Write out every line of the material below, keeping each character and number unchanged.

◆ TASK INPUT ◆
--- begin ---

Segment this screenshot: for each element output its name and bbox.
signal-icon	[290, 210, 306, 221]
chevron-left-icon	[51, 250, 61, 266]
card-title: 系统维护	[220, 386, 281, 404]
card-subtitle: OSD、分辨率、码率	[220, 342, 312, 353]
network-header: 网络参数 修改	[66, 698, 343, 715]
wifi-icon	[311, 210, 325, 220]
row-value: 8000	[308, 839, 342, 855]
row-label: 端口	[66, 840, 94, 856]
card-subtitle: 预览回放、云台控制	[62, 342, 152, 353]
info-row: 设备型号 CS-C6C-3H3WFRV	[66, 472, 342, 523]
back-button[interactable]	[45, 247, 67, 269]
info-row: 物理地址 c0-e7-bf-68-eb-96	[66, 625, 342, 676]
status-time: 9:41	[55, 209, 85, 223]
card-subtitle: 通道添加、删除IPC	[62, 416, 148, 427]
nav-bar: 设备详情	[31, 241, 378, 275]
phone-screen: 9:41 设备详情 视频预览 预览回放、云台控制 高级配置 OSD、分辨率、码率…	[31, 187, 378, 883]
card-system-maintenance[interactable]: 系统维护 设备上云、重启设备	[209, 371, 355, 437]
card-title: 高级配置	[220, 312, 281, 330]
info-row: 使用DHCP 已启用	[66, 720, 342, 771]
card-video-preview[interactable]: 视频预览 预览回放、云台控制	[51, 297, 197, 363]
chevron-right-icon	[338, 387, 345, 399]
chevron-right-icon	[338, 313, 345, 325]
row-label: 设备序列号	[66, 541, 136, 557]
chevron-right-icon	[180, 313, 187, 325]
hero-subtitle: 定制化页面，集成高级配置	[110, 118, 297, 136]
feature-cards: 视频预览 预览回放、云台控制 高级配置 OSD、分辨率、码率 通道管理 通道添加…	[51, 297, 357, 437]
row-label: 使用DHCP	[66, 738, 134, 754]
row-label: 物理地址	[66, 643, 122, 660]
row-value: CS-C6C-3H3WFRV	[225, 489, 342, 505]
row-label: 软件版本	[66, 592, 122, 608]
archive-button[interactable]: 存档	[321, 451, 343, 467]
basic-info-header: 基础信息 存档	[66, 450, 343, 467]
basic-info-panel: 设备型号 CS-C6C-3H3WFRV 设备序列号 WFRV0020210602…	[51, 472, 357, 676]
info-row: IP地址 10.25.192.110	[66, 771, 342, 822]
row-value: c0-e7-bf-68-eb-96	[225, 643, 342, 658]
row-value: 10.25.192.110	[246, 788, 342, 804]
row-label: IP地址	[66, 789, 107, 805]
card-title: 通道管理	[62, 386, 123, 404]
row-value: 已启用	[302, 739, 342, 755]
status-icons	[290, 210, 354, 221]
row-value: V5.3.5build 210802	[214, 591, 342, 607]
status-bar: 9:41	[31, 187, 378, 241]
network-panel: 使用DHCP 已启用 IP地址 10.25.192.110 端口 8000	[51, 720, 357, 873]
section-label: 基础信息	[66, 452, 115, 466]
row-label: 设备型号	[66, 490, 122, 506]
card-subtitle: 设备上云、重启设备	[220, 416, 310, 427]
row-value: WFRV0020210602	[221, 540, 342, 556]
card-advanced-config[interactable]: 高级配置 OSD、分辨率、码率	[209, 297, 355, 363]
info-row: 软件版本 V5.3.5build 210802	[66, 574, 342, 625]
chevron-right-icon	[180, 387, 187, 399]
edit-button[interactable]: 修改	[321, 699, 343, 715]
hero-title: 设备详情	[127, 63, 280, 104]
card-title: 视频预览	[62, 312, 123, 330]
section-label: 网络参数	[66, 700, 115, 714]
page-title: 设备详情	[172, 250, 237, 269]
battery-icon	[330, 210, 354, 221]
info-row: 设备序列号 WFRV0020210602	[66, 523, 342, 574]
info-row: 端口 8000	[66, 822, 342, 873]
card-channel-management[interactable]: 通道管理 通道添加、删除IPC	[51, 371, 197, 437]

--- end ---

◆ WRITTEN RESPONSE ◆
Segment this screenshot: for each element output its name and bbox.
signal-icon	[290, 210, 306, 221]
chevron-left-icon	[51, 250, 61, 266]
card-title: 系统维护	[220, 386, 281, 404]
card-subtitle: OSD、分辨率、码率	[220, 342, 312, 353]
network-header: 网络参数 修改	[66, 698, 343, 715]
wifi-icon	[311, 210, 325, 220]
row-value: 8000	[308, 839, 342, 855]
row-label: 端口	[66, 840, 94, 856]
card-subtitle: 预览回放、云台控制	[62, 342, 152, 353]
info-row: 设备型号 CS-C6C-3H3WFRV	[66, 472, 342, 523]
back-button[interactable]	[45, 247, 67, 269]
info-row: 物理地址 c0-e7-bf-68-eb-96	[66, 625, 342, 676]
status-time: 9:41	[55, 209, 85, 223]
card-subtitle: 通道添加、删除IPC	[62, 416, 148, 427]
nav-bar: 设备详情	[31, 241, 378, 275]
phone-screen: 9:41 设备详情 视频预览 预览回放、云台控制 高级配置 OSD、分辨率、码率…	[31, 187, 378, 883]
card-system-maintenance[interactable]: 系统维护 设备上云、重启设备	[209, 371, 355, 437]
card-title: 高级配置	[220, 312, 281, 330]
info-row: 使用DHCP 已启用	[66, 720, 342, 771]
card-video-preview[interactable]: 视频预览 预览回放、云台控制	[51, 297, 197, 363]
chevron-right-icon	[338, 387, 345, 399]
chevron-right-icon	[338, 313, 345, 325]
row-label: 设备序列号	[66, 541, 136, 557]
chevron-right-icon	[180, 313, 187, 325]
hero-subtitle: 定制化页面，集成高级配置	[110, 118, 297, 136]
feature-cards: 视频预览 预览回放、云台控制 高级配置 OSD、分辨率、码率 通道管理 通道添加…	[51, 297, 357, 437]
row-label: 使用DHCP	[66, 738, 134, 754]
row-label: 物理地址	[66, 643, 122, 660]
row-value: CS-C6C-3H3WFRV	[225, 489, 342, 505]
row-label: 软件版本	[66, 592, 122, 608]
archive-button[interactable]: 存档	[321, 451, 343, 467]
basic-info-header: 基础信息 存档	[66, 450, 343, 467]
basic-info-panel: 设备型号 CS-C6C-3H3WFRV 设备序列号 WFRV0020210602…	[51, 472, 357, 676]
info-row: IP地址 10.25.192.110	[66, 771, 342, 822]
row-value: c0-e7-bf-68-eb-96	[225, 643, 342, 658]
row-value: 10.25.192.110	[246, 788, 342, 804]
row-label: IP地址	[66, 789, 107, 805]
card-title: 通道管理	[62, 386, 123, 404]
row-value: 已启用	[302, 739, 342, 755]
status-icons	[290, 210, 354, 221]
row-value: V5.3.5build 210802	[214, 591, 342, 607]
status-bar: 9:41	[31, 187, 378, 241]
network-panel: 使用DHCP 已启用 IP地址 10.25.192.110 端口 8000	[51, 720, 357, 873]
section-label: 基础信息	[66, 452, 115, 466]
row-label: 设备型号	[66, 490, 122, 506]
card-subtitle: 设备上云、重启设备	[220, 416, 310, 427]
row-value: WFRV0020210602	[221, 540, 342, 556]
card-advanced-config[interactable]: 高级配置 OSD、分辨率、码率	[209, 297, 355, 363]
info-row: 软件版本 V5.3.5build 210802	[66, 574, 342, 625]
chevron-right-icon	[180, 387, 187, 399]
edit-button[interactable]: 修改	[321, 699, 343, 715]
hero-title: 设备详情	[127, 63, 280, 104]
card-title: 视频预览	[62, 312, 123, 330]
section-label: 网络参数	[66, 700, 115, 714]
page-title: 设备详情	[172, 250, 237, 269]
battery-icon	[330, 210, 354, 221]
info-row: 设备序列号 WFRV0020210602	[66, 523, 342, 574]
info-row: 端口 8000	[66, 822, 342, 873]
card-channel-management[interactable]: 通道管理 通道添加、删除IPC	[51, 371, 197, 437]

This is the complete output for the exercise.